## Task
Pull every line holding the string "compétences" from the records below.

## Recorded data

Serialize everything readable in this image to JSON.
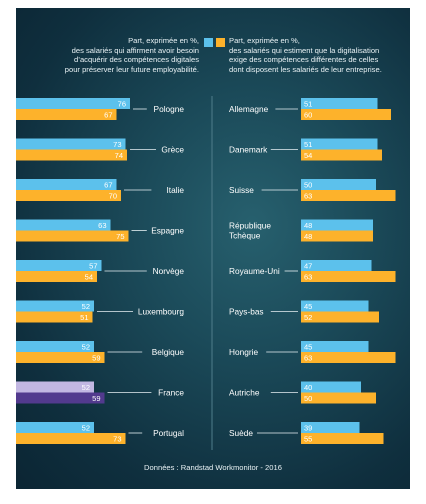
{
  "legend": {
    "left": [
      "Part, exprimée en %,",
      "des salariés qui affirment avoir besoin",
      "d’acquérir des compétences digitales",
      "pour préserver leur future employabilité."
    ],
    "right": [
      "Part, exprimée en %,",
      "des salariés qui estiment que la digitalisation",
      "exige des compétences différentes de celles",
      "dont disposent les salariés de leur entreprise."
    ]
  },
  "source": "Données : Randstad Workmonitor - 2016",
  "colors": {
    "blue": "#5cc1ec",
    "orange": "#fdb22b",
    "france_blue": "#c2b7e2",
    "france_orange": "#523a8e",
    "connector": "#e8f1f4",
    "divider": "#4f7d8b"
  },
  "chart_data": {
    "type": "bar",
    "orientation": "horizontal",
    "series_order": [
      "blue",
      "orange"
    ],
    "left": [
      {
        "country": "Pologne",
        "blue": 76,
        "orange": 67
      },
      {
        "country": "Grèce",
        "blue": 73,
        "orange": 74
      },
      {
        "country": "Italie",
        "blue": 67,
        "orange": 70
      },
      {
        "country": "Espagne",
        "blue": 63,
        "orange": 75
      },
      {
        "country": "Norvège",
        "blue": 57,
        "orange": 54
      },
      {
        "country": "Luxembourg",
        "blue": 52,
        "orange": 51
      },
      {
        "country": "Belgique",
        "blue": 52,
        "orange": 59
      },
      {
        "country": "France",
        "blue": 52,
        "orange": 59,
        "highlight": true
      },
      {
        "country": "Portugal",
        "blue": 52,
        "orange": 73
      }
    ],
    "right": [
      {
        "country": "Allemagne",
        "blue": 51,
        "orange": 60
      },
      {
        "country": "Danemark",
        "blue": 51,
        "orange": 54
      },
      {
        "country": "Suisse",
        "blue": 50,
        "orange": 63
      },
      {
        "country": "République\nTchèque",
        "blue": 48,
        "orange": 48
      },
      {
        "country": "Royaume-Uni",
        "blue": 47,
        "orange": 63
      },
      {
        "country": "Pays-bas",
        "blue": 45,
        "orange": 52
      },
      {
        "country": "Hongrie",
        "blue": 45,
        "orange": 63
      },
      {
        "country": "Autriche",
        "blue": 40,
        "orange": 50
      },
      {
        "country": "Suède",
        "blue": 39,
        "orange": 55
      }
    ]
  }
}
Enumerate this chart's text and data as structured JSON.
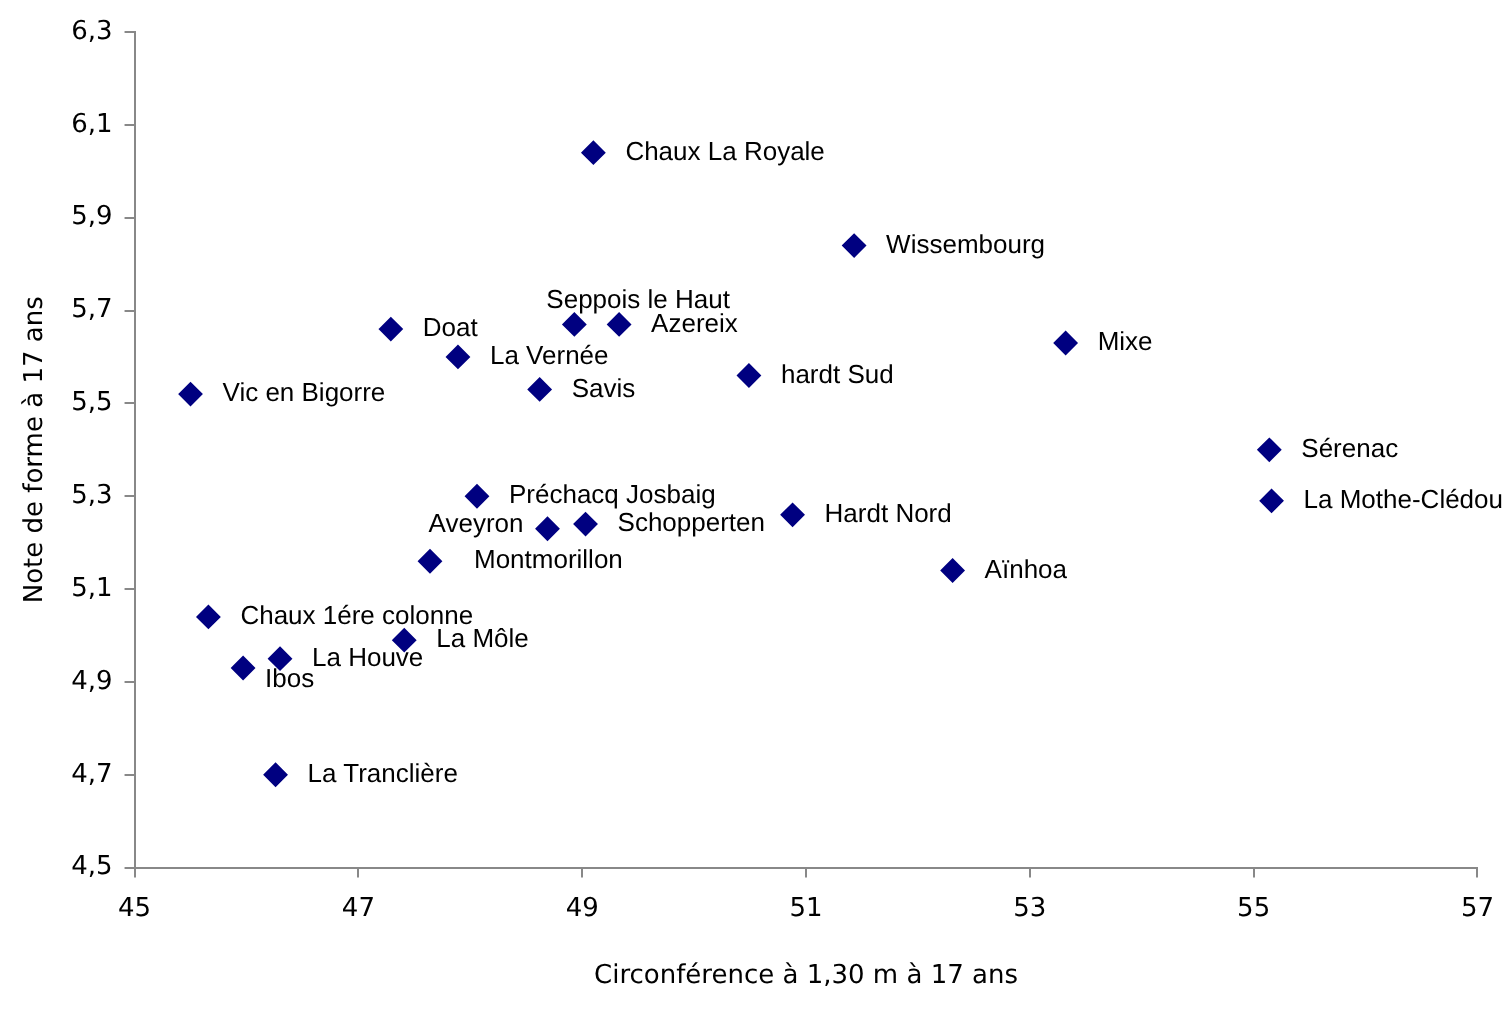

## Expected answer
      "d’acquérir des compétences digitales",
      "exige des compétences différentes de celles",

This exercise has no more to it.